Listings of boxed layout items:
══════

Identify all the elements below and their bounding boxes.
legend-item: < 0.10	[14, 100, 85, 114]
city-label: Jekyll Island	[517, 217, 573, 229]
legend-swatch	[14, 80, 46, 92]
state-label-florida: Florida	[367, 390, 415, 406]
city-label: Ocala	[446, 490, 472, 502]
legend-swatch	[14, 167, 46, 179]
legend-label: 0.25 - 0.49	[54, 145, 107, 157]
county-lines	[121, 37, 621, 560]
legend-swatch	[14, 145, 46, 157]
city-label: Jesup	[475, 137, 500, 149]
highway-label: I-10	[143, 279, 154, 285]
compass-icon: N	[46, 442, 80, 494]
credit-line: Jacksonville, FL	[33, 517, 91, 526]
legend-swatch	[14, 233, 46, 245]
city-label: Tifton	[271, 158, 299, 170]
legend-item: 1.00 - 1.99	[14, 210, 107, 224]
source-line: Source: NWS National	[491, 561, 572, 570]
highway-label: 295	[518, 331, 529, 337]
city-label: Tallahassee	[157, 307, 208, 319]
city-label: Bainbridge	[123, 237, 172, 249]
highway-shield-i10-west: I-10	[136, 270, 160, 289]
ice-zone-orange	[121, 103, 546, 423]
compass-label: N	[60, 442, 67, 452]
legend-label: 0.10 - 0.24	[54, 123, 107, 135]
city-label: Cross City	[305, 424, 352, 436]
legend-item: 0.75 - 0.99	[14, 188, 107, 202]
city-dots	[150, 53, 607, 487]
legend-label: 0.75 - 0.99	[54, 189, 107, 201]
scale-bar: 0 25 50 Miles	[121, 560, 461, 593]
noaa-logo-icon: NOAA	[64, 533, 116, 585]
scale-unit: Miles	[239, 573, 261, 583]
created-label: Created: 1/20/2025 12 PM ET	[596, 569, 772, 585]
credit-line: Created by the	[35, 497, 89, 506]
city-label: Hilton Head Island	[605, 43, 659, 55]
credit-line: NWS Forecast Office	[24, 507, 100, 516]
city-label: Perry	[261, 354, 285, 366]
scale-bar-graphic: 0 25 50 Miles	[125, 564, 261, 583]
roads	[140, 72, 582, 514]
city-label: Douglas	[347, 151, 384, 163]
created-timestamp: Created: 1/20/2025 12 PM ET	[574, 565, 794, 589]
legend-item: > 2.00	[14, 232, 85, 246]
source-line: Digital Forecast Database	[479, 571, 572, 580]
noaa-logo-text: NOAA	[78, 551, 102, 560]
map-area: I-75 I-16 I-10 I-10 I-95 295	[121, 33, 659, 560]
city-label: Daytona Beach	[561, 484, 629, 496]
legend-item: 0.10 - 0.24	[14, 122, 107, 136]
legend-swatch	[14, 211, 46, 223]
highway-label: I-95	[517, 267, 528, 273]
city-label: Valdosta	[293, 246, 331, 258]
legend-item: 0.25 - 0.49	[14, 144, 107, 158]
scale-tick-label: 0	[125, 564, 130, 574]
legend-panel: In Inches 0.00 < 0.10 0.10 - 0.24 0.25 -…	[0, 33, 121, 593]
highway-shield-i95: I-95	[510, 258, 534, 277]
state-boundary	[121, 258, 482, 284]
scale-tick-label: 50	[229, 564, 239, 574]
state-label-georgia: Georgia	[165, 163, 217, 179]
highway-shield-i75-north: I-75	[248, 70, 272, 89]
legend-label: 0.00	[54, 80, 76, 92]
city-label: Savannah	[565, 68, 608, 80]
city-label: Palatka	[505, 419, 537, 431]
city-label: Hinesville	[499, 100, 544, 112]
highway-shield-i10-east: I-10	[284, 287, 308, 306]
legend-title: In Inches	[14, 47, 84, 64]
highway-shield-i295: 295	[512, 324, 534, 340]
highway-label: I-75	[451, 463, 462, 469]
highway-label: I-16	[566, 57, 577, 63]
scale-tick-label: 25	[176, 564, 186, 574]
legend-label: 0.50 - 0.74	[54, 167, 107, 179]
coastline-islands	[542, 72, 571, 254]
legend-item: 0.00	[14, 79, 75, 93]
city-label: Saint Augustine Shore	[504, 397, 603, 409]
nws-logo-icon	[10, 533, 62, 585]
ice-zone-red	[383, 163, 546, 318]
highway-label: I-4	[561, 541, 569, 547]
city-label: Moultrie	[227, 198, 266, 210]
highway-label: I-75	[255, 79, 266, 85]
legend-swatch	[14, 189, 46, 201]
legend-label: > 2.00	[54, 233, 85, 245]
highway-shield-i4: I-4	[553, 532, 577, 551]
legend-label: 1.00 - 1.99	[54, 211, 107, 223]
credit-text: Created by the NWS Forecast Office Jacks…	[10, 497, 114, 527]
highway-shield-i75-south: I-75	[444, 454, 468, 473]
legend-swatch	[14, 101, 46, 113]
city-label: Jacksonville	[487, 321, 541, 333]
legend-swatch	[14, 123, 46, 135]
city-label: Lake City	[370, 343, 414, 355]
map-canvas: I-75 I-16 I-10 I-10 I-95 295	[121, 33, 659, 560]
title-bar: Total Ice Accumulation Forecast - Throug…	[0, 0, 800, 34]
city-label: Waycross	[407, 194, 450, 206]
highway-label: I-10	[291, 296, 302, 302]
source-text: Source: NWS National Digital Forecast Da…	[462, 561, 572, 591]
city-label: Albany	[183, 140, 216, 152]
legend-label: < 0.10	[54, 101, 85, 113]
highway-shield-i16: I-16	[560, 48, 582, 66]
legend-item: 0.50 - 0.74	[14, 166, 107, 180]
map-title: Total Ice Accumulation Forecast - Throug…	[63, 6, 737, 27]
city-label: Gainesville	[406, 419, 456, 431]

══════

What you need to do: Copy the material word for word, starting at its first line and ending at the line that contains "390, 415, 406]".

Written response:
Identify all the elements below and their bounding boxes.
legend-item: < 0.10	[14, 100, 85, 114]
city-label: Jekyll Island	[517, 217, 573, 229]
legend-swatch	[14, 80, 46, 92]
state-label-florida: Florida	[367, 390, 415, 406]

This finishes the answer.